→ **Assigned task**
With no omissions, write out every record given below.

Items from a document page collection:
_ _ _ _ _

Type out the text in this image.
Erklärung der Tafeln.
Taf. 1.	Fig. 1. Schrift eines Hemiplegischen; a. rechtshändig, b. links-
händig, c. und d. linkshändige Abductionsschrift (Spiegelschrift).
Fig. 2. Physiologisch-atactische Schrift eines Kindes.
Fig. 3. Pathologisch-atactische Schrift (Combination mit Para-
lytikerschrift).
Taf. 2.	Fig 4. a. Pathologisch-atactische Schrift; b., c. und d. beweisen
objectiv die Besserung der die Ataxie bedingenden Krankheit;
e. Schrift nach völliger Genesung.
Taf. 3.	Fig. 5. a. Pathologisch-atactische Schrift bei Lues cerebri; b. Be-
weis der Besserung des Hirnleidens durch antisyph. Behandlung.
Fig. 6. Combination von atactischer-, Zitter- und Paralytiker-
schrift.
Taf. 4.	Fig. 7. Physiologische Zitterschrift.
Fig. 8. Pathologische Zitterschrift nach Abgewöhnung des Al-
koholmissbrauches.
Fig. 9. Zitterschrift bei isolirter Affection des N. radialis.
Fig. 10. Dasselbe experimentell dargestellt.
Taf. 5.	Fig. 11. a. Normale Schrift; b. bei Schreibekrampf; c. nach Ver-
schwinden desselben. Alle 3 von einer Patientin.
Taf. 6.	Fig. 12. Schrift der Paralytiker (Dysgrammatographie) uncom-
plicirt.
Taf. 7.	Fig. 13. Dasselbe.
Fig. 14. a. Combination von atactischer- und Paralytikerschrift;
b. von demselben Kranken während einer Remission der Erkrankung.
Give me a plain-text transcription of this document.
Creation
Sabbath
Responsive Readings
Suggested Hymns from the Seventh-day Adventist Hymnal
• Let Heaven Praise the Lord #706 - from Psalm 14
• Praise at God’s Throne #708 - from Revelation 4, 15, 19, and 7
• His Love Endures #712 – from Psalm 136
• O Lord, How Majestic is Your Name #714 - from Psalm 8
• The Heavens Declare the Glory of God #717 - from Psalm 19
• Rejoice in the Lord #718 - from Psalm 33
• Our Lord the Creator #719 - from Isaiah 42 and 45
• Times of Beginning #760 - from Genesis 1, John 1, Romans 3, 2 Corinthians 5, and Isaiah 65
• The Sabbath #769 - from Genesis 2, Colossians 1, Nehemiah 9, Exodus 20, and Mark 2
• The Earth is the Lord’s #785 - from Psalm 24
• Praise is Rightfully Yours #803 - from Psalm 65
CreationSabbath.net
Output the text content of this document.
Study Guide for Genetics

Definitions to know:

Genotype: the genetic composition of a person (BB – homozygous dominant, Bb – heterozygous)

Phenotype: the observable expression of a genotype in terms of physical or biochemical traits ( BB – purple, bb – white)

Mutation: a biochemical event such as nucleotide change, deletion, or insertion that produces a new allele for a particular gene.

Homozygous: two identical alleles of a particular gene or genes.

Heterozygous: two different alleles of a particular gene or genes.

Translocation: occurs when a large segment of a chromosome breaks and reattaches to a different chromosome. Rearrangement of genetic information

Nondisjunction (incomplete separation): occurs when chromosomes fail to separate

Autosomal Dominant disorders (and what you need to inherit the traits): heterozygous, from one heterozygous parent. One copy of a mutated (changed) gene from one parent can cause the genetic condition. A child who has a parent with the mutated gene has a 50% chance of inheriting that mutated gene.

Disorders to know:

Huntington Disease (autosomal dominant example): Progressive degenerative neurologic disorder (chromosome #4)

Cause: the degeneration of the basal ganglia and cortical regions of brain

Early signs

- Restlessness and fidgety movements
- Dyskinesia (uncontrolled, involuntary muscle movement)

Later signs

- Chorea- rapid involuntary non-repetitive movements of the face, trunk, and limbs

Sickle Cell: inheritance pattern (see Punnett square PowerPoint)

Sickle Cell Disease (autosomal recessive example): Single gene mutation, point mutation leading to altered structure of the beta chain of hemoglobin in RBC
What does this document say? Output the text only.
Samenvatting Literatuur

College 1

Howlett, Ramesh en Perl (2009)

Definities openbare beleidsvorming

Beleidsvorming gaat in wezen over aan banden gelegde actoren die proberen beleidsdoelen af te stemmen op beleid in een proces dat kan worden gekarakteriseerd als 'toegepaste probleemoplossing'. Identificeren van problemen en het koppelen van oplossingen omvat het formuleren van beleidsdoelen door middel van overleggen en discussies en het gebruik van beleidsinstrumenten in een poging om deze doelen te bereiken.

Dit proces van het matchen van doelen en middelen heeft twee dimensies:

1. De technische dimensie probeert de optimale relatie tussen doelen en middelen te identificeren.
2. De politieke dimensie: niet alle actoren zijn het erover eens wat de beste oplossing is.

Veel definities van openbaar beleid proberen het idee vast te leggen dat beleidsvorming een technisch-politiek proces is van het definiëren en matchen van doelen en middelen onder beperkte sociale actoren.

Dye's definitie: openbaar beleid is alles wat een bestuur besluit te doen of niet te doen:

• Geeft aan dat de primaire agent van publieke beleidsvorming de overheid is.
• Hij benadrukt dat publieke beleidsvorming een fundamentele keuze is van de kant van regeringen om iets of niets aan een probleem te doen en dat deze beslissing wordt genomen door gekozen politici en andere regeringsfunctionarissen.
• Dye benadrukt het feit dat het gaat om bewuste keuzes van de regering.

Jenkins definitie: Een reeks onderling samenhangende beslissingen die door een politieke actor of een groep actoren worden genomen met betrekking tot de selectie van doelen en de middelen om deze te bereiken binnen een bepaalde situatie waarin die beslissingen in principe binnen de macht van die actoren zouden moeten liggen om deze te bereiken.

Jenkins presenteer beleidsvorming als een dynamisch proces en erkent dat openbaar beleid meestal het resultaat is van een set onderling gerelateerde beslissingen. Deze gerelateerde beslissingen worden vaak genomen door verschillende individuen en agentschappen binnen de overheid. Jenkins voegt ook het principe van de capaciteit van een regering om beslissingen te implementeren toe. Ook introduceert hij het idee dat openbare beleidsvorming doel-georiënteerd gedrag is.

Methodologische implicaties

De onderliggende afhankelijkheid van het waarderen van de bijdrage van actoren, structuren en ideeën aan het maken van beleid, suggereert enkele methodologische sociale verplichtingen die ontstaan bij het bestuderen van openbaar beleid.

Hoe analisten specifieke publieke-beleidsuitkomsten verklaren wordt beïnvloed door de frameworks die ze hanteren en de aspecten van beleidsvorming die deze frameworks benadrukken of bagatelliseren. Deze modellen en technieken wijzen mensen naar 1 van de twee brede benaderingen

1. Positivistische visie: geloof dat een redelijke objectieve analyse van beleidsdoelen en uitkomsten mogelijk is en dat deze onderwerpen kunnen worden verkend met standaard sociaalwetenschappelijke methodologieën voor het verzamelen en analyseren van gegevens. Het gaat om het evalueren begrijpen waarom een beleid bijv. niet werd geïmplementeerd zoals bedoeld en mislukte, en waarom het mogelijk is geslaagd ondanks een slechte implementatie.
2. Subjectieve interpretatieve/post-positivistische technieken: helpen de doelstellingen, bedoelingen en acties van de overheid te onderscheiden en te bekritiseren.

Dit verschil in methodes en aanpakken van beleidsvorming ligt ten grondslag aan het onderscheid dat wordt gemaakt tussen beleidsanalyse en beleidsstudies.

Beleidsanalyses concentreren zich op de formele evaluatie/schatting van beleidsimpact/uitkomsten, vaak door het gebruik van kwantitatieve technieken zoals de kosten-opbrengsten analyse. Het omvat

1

_ _ _ _ _

→ **Output for this task**
Type out the text in this image.
Erklärung der Tafeln.
Taf. 1.	Fig. 1. Schrift eines Hemiplegischen; a. rechtshändig, b. links-
händig, c. und d. linkshändige Abductionsschrift (Spiegelschrift).
Fig. 2. Physiologisch-atactische Schrift eines Kindes.
Fig. 3. Pathologisch-atactische Schrift (Combination mit Para-
lytikerschrift).
Taf. 2.	Fig 4. a. Pathologisch-atactische Schrift; b., c. und d. beweisen
objectiv die Besserung der die Ataxie bedingenden Krankheit;
e. Schrift nach völliger Genesung.
Taf. 3.	Fig. 5. a. Pathologisch-atactische Schrift bei Lues cerebri; b. Be-
weis der Besserung des Hirnleidens durch antisyph. Behandlung.
Fig. 6. Combination von atactischer-, Zitter- und Paralytiker-
schrift.
Taf. 4.	Fig. 7. Physiologische Zitterschrift.
Fig. 8. Pathologische Zitterschrift nach Abgewöhnung des Al-
koholmissbrauches.
Fig. 9. Zitterschrift bei isolirter Affection des N. radialis.
Fig. 10. Dasselbe experimentell dargestellt.
Taf. 5.	Fig. 11. a. Normale Schrift; b. bei Schreibekrampf; c. nach Ver-
schwinden desselben. Alle 3 von einer Patientin.
Taf. 6.	Fig. 12. Schrift der Paralytiker (Dysgrammatographie) uncom-
plicirt.
Taf. 7.	Fig. 13. Dasselbe.
Fig. 14. a. Combination von atactischer- und Paralytikerschrift;
b. von demselben Kranken während einer Remission der Erkrankung.
Give me a plain-text transcription of this document.
Creation
Sabbath
Responsive Readings
Suggested Hymns from the Seventh-day Adventist Hymnal
• Let Heaven Praise the Lord #706 - from Psalm 14
• Praise at God’s Throne #708 - from Revelation 4, 15, 19, and 7
• His Love Endures #712 – from Psalm 136
• O Lord, How Majestic is Your Name #714 - from Psalm 8
• The Heavens Declare the Glory of God #717 - from Psalm 19
• Rejoice in the Lord #718 - from Psalm 33
• Our Lord the Creator #719 - from Isaiah 42 and 45
• Times of Beginning #760 - from Genesis 1, John 1, Romans 3, 2 Corinthians 5, and Isaiah 65
• The Sabbath #769 - from Genesis 2, Colossians 1, Nehemiah 9, Exodus 20, and Mark 2
• The Earth is the Lord’s #785 - from Psalm 24
• Praise is Rightfully Yours #803 - from Psalm 65
CreationSabbath.net
Output the text content of this document.
Study Guide for Genetics

Definitions to know:

Genotype: the genetic composition of a person (BB – homozygous dominant, Bb – heterozygous)

Phenotype: the observable expression of a genotype in terms of physical or biochemical traits ( BB – purple, bb – white)

Mutation: a biochemical event such as nucleotide change, deletion, or insertion that produces a new allele for a particular gene.

Homozygous: two identical alleles of a particular gene or genes.

Heterozygous: two different alleles of a particular gene or genes.

Translocation: occurs when a large segment of a chromosome breaks and reattaches to a different chromosome. Rearrangement of genetic information

Nondisjunction (incomplete separation): occurs when chromosomes fail to separate

Autosomal Dominant disorders (and what you need to inherit the traits): heterozygous, from one heterozygous parent. One copy of a mutated (changed) gene from one parent can cause the genetic condition. A child who has a parent with the mutated gene has a 50% chance of inheriting that mutated gene.

Disorders to know:

Huntington Disease (autosomal dominant example): Progressive degenerative neurologic disorder (chromosome #4)

Cause: the degeneration of the basal ganglia and cortical regions of brain

Early signs

- Restlessness and fidgety movements
- Dyskinesia (uncontrolled, involuntary muscle movement)

Later signs

- Chorea- rapid involuntary non-repetitive movements of the face, trunk, and limbs

Sickle Cell: inheritance pattern (see Punnett square PowerPoint)

Sickle Cell Disease (autosomal recessive example): Single gene mutation, point mutation leading to altered structure of the beta chain of hemoglobin in RBC
What does this document say? Output the text only.
Samenvatting Literatuur

College 1

Howlett, Ramesh en Perl (2009)

Definities openbare beleidsvorming

Beleidsvorming gaat in wezen over aan banden gelegde actoren die proberen beleidsdoelen af te stemmen op beleid in een proces dat kan worden gekarakteriseerd als 'toegepaste probleemoplossing'. Identificeren van problemen en het koppelen van oplossingen omvat het formuleren van beleidsdoelen door middel van overleggen en discussies en het gebruik van beleidsinstrumenten in een poging om deze doelen te bereiken.

Dit proces van het matchen van doelen en middelen heeft twee dimensies:

1. De technische dimensie probeert de optimale relatie tussen doelen en middelen te identificeren.
2. De politieke dimensie: niet alle actoren zijn het erover eens wat de beste oplossing is.

Veel definities van openbaar beleid proberen het idee vast te leggen dat beleidsvorming een technisch-politiek proces is van het definiëren en matchen van doelen en middelen onder beperkte sociale actoren.

Dye's definitie: openbaar beleid is alles wat een bestuur besluit te doen of niet te doen:

• Geeft aan dat de primaire agent van publieke beleidsvorming de overheid is.
• Hij benadrukt dat publieke beleidsvorming een fundamentele keuze is van de kant van regeringen om iets of niets aan een probleem te doen en dat deze beslissing wordt genomen door gekozen politici en andere regeringsfunctionarissen.
• Dye benadrukt het feit dat het gaat om bewuste keuzes van de regering.

Jenkins definitie: Een reeks onderling samenhangende beslissingen die door een politieke actor of een groep actoren worden genomen met betrekking tot de selectie van doelen en de middelen om deze te bereiken binnen een bepaalde situatie waarin die beslissingen in principe binnen de macht van die actoren zouden moeten liggen om deze te bereiken.

Jenkins presenteer beleidsvorming als een dynamisch proces en erkent dat openbaar beleid meestal het resultaat is van een set onderling gerelateerde beslissingen. Deze gerelateerde beslissingen worden vaak genomen door verschillende individuen en agentschappen binnen de overheid. Jenkins voegt ook het principe van de capaciteit van een regering om beslissingen te implementeren toe. Ook introduceert hij het idee dat openbare beleidsvorming doel-georiënteerd gedrag is.

Methodologische implicaties

De onderliggende afhankelijkheid van het waarderen van de bijdrage van actoren, structuren en ideeën aan het maken van beleid, suggereert enkele methodologische sociale verplichtingen die ontstaan bij het bestuderen van openbaar beleid.

Hoe analisten specifieke publieke-beleidsuitkomsten verklaren wordt beïnvloed door de frameworks die ze hanteren en de aspecten van beleidsvorming die deze frameworks benadrukken of bagatelliseren. Deze modellen en technieken wijzen mensen naar 1 van de twee brede benaderingen

1. Positivistische visie: geloof dat een redelijke objectieve analyse van beleidsdoelen en uitkomsten mogelijk is en dat deze onderwerpen kunnen worden verkend met standaard sociaalwetenschappelijke methodologieën voor het verzamelen en analyseren van gegevens. Het gaat om het evalueren begrijpen waarom een beleid bijv. niet werd geïmplementeerd zoals bedoeld en mislukte, en waarom het mogelijk is geslaagd ondanks een slechte implementatie.
2. Subjectieve interpretatieve/post-positivistische technieken: helpen de doelstellingen, bedoelingen en acties van de overheid te onderscheiden en te bekritiseren.

Dit verschil in methodes en aanpakken van beleidsvorming ligt ten grondslag aan het onderscheid dat wordt gemaakt tussen beleidsanalyse en beleidsstudies.

Beleidsanalyses concentreren zich op de formele evaluatie/schatting van beleidsimpact/uitkomsten, vaak door het gebruik van kwantitatieve technieken zoals de kosten-opbrengsten analyse. Het omvat

1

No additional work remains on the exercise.